## What you need to do
Will you write out all the entries below exactly?

## Given data
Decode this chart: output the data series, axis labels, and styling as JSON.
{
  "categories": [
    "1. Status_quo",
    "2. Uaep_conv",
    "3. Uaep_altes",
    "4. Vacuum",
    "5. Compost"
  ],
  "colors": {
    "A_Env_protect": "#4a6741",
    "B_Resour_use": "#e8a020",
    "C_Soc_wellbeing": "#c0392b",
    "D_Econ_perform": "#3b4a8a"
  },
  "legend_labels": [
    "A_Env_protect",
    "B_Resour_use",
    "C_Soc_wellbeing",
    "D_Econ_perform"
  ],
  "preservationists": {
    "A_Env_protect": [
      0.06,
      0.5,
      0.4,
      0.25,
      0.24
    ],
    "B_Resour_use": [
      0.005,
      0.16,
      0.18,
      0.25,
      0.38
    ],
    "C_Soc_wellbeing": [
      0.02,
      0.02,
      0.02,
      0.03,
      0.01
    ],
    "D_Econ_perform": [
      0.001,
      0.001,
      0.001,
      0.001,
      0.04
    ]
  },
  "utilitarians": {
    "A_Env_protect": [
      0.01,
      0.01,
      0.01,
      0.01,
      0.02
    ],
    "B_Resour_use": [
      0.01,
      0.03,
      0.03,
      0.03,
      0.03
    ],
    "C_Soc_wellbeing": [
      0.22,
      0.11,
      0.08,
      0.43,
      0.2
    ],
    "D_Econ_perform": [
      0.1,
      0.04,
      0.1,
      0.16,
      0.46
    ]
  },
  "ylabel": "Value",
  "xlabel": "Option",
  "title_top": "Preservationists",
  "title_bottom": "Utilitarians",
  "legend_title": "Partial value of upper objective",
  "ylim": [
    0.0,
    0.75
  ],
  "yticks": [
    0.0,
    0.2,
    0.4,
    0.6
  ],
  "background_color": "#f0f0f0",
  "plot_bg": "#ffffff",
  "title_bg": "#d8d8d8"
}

## Answer to the task
Decode this chart: output the data series, axis labels, and styling as JSON.
{
  "categories": [
    "1. Status_quo",
    "2. Uaep_conv",
    "3. Uaep_altes",
    "4. Vacuum",
    "5. Compost"
  ],
  "colors": {
    "A_Env_protect": "#4a6741",
    "B_Resour_use": "#e8a020",
    "C_Soc_wellbeing": "#c0392b",
    "D_Econ_perform": "#3b4a8a"
  },
  "legend_labels": [
    "A_Env_protect",
    "B_Resour_use",
    "C_Soc_wellbeing",
    "D_Econ_perform"
  ],
  "preservationists": {
    "A_Env_protect": [
      0.06,
      0.5,
      0.4,
      0.25,
      0.24
    ],
    "B_Resour_use": [
      0.005,
      0.16,
      0.18,
      0.25,
      0.38
    ],
    "C_Soc_wellbeing": [
      0.02,
      0.02,
      0.02,
      0.03,
      0.01
    ],
    "D_Econ_perform": [
      0.001,
      0.001,
      0.001,
      0.001,
      0.04
    ]
  },
  "utilitarians": {
    "A_Env_protect": [
      0.01,
      0.01,
      0.01,
      0.01,
      0.02
    ],
    "B_Resour_use": [
      0.01,
      0.03,
      0.03,
      0.03,
      0.03
    ],
    "C_Soc_wellbeing": [
      0.22,
      0.11,
      0.08,
      0.43,
      0.2
    ],
    "D_Econ_perform": [
      0.1,
      0.04,
      0.1,
      0.16,
      0.46
    ]
  },
  "ylabel": "Value",
  "xlabel": "Option",
  "title_top": "Preservationists",
  "title_bottom": "Utilitarians",
  "legend_title": "Partial value of upper objective",
  "ylim": [
    0.0,
    0.75
  ],
  "yticks": [
    0.0,
    0.2,
    0.4,
    0.6
  ],
  "background_color": "#f0f0f0",
  "plot_bg": "#ffffff",
  "title_bg": "#d8d8d8"
}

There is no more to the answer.